**JOB**
Below are the records; collect from them each line containing the string "работают".
-------- INPUT
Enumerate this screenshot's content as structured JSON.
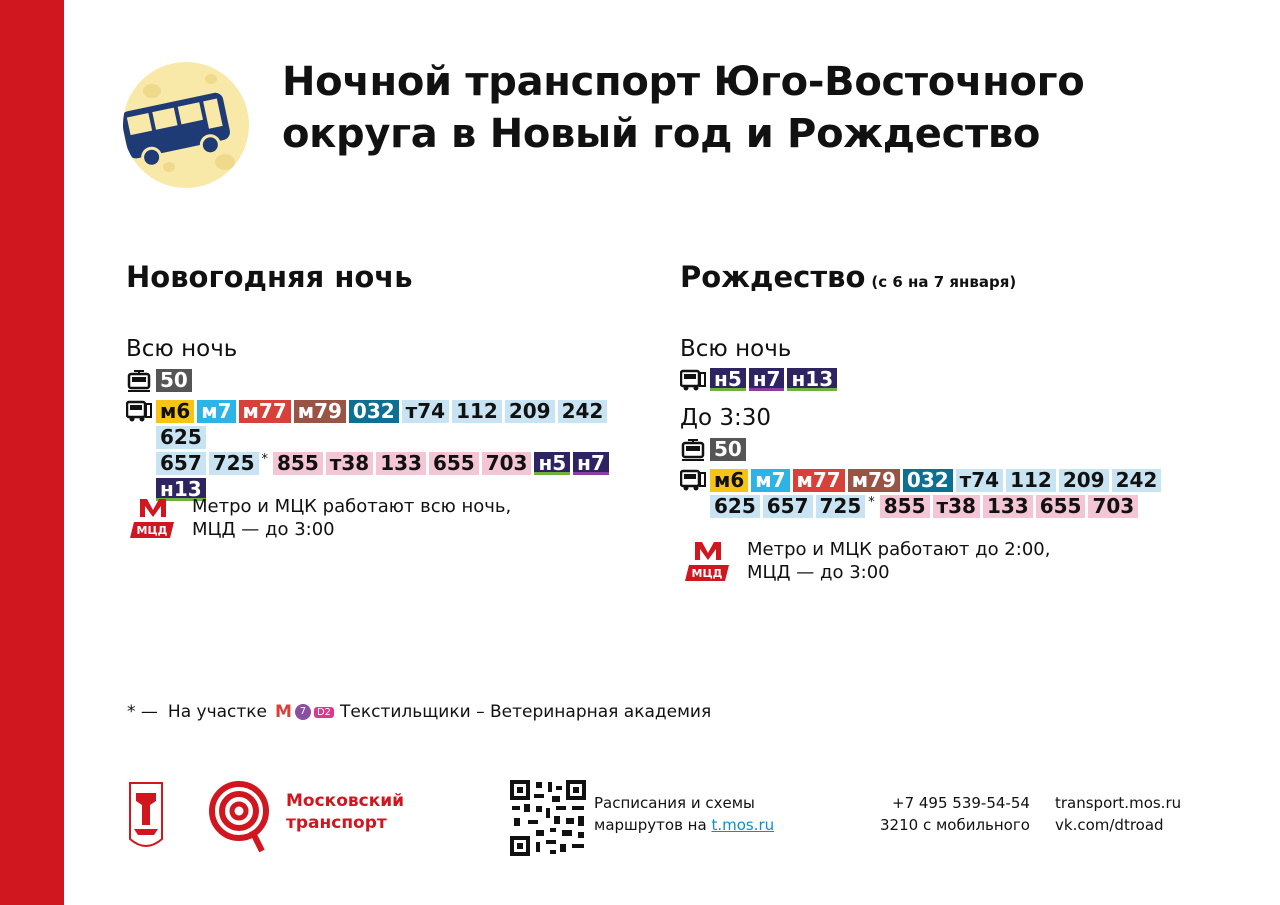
{
  "title_line1": "Ночной транспорт Юго-Восточного",
  "title_line2": "округа в Новый год и Рождество",
  "left": {
    "heading": "Новогодняя ночь",
    "all_night_label": "Всю ночь",
    "tram": [
      "50"
    ],
    "bus_line1": [
      "м6",
      "м7",
      "м77",
      "м79",
      "032",
      "т74",
      "112",
      "209",
      "242",
      "625"
    ],
    "bus_line2": [
      "657",
      "725"
    ],
    "bus_line2b": [
      "855",
      "т38",
      "133",
      "655",
      "703",
      "н5",
      "н7"
    ],
    "bus_line3": [
      "н13"
    ],
    "star": "*",
    "metro_line1": "Метро и МЦК работают всю ночь,",
    "metro_line2": "МЦД — до 3:00"
  },
  "right": {
    "heading": "Рождество",
    "heading_sub": "(с 6 на 7 января)",
    "all_night_label": "Всю ночь",
    "night_bus": [
      "н5",
      "н7",
      "н13"
    ],
    "until_label": "До 3:30",
    "tram": [
      "50"
    ],
    "bus_line1": [
      "м6",
      "м7",
      "м77",
      "м79",
      "032",
      "т74",
      "112",
      "209",
      "242"
    ],
    "bus_line2": [
      "625",
      "657",
      "725"
    ],
    "bus_line2b": [
      "855",
      "т38",
      "133",
      "655",
      "703"
    ],
    "star": "*",
    "metro_line1": "Метро и МЦК работают до 2:00,",
    "metro_line2": "МЦД — до 3:00"
  },
  "metro_logo_text": "МЦД",
  "footnote": {
    "mark": "* —",
    "prefix": "На участке",
    "m_letter": "М",
    "line7": "7",
    "d2": "D2",
    "text": "Текстильщики – Ветеринарная академия"
  },
  "footer": {
    "brand_line1": "Московский",
    "brand_line2": "транспорт",
    "qr_line1": "Расписания и схемы",
    "qr_line2_prefix": "маршрутов на",
    "qr_link": "t.mos.ru",
    "phone": "+7 495 539-54-54",
    "phone_short": "3210 с мобильного",
    "site": "transport.mos.ru",
    "vk": "vk.com/dtroad"
  },
  "colors": {
    "accent_red": "#d0161f",
    "mini": "#f6c414",
    "night": "#2d2461"
  },
  "icons": [
    "bus-moon-icon",
    "tram-icon",
    "bus-icon",
    "metro-logo-icon",
    "moscow-coat-of-arms-icon",
    "moscow-transport-logo-icon",
    "qr-code-icon"
  ]
}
----------------
**OUTPUT FOR THIS EXERCISE**
    "metro_line1": "Метро и МЦК работают всю ночь,",
    "metro_line1": "Метро и МЦК работают до 2:00,",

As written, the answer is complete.